Records from a collection:
########
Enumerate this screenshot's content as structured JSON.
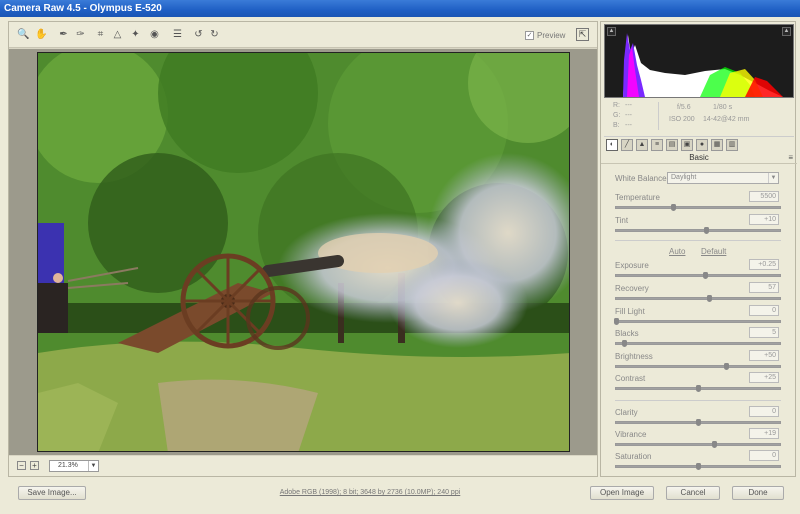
{
  "window": {
    "title": "Camera Raw 4.5  -  Olympus E-520"
  },
  "toolbar": {
    "tools": [
      "zoom-icon",
      "hand-icon",
      "white-balance-icon",
      "color-sampler-icon",
      "crop-icon",
      "straighten-icon",
      "retouch-icon",
      "red-eye-icon",
      "preferences-icon",
      "rotate-left-icon",
      "rotate-right-icon"
    ],
    "preview_label": "Preview",
    "preview_checked": true
  },
  "zoom": {
    "minus": "−",
    "plus": "+",
    "level": "21.3%"
  },
  "histogram": {
    "clip_shadow": "▲",
    "clip_highlight": "▲",
    "colors": [
      "#ffffff",
      "#7a29ff",
      "#ff00ff",
      "#ffff00",
      "#00ff00",
      "#ff0000"
    ]
  },
  "readout": {
    "r_label": "R:",
    "r_value": "---",
    "g_label": "G:",
    "g_value": "---",
    "b_label": "B:",
    "b_value": "---",
    "aperture": "f/5.6",
    "shutter": "1/80 s",
    "iso": "ISO 200",
    "lens": "14-42@42 mm"
  },
  "panel": {
    "section_title": "Basic",
    "white_balance": {
      "label": "White Balance:",
      "value": "Daylight"
    },
    "auto_label": "Auto",
    "default_label": "Default",
    "sliders": [
      {
        "label": "Temperature",
        "value": "5500",
        "position": 0.35
      },
      {
        "label": "Tint",
        "value": "+10",
        "position": 0.55
      },
      {
        "label": "Exposure",
        "value": "+0.25",
        "position": 0.54
      },
      {
        "label": "Recovery",
        "value": "57",
        "position": 0.57
      },
      {
        "label": "Fill Light",
        "value": "0",
        "position": 0.0
      },
      {
        "label": "Blacks",
        "value": "5",
        "position": 0.05
      },
      {
        "label": "Brightness",
        "value": "+50",
        "position": 0.67
      },
      {
        "label": "Contrast",
        "value": "+25",
        "position": 0.5
      },
      {
        "label": "Clarity",
        "value": "0",
        "position": 0.5
      },
      {
        "label": "Vibrance",
        "value": "+19",
        "position": 0.6
      },
      {
        "label": "Saturation",
        "value": "0",
        "position": 0.5
      }
    ]
  },
  "footer": {
    "save_label": "Save Image...",
    "workflow": "Adobe RGB (1998); 8 bit; 3648 by 2736 (10.0MP); 240 ppi",
    "open_label": "Open Image",
    "cancel_label": "Cancel",
    "done_label": "Done"
  }
}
########
■ WRITTEN TASK: Transcribe the preceding listing in its entirety and with exact wording, leaving out pictures.

■ EXERCISE OUTPUT:
Enumerate this screenshot's content as structured JSON.
{
  "window": {
    "title": "Camera Raw 4.5  -  Olympus E-520"
  },
  "toolbar": {
    "tools": [
      "zoom-icon",
      "hand-icon",
      "white-balance-icon",
      "color-sampler-icon",
      "crop-icon",
      "straighten-icon",
      "retouch-icon",
      "red-eye-icon",
      "preferences-icon",
      "rotate-left-icon",
      "rotate-right-icon"
    ],
    "preview_label": "Preview",
    "preview_checked": true
  },
  "zoom": {
    "minus": "−",
    "plus": "+",
    "level": "21.3%"
  },
  "histogram": {
    "clip_shadow": "▲",
    "clip_highlight": "▲",
    "colors": [
      "#ffffff",
      "#7a29ff",
      "#ff00ff",
      "#ffff00",
      "#00ff00",
      "#ff0000"
    ]
  },
  "readout": {
    "r_label": "R:",
    "r_value": "---",
    "g_label": "G:",
    "g_value": "---",
    "b_label": "B:",
    "b_value": "---",
    "aperture": "f/5.6",
    "shutter": "1/80 s",
    "iso": "ISO 200",
    "lens": "14-42@42 mm"
  },
  "panel": {
    "section_title": "Basic",
    "white_balance": {
      "label": "White Balance:",
      "value": "Daylight"
    },
    "auto_label": "Auto",
    "default_label": "Default",
    "sliders": [
      {
        "label": "Temperature",
        "value": "5500",
        "position": 0.35
      },
      {
        "label": "Tint",
        "value": "+10",
        "position": 0.55
      },
      {
        "label": "Exposure",
        "value": "+0.25",
        "position": 0.54
      },
      {
        "label": "Recovery",
        "value": "57",
        "position": 0.57
      },
      {
        "label": "Fill Light",
        "value": "0",
        "position": 0.0
      },
      {
        "label": "Blacks",
        "value": "5",
        "position": 0.05
      },
      {
        "label": "Brightness",
        "value": "+50",
        "position": 0.67
      },
      {
        "label": "Contrast",
        "value": "+25",
        "position": 0.5
      },
      {
        "label": "Clarity",
        "value": "0",
        "position": 0.5
      },
      {
        "label": "Vibrance",
        "value": "+19",
        "position": 0.6
      },
      {
        "label": "Saturation",
        "value": "0",
        "position": 0.5
      }
    ]
  },
  "footer": {
    "save_label": "Save Image...",
    "workflow": "Adobe RGB (1998); 8 bit; 3648 by 2736 (10.0MP); 240 ppi",
    "open_label": "Open Image",
    "cancel_label": "Cancel",
    "done_label": "Done"
  }
}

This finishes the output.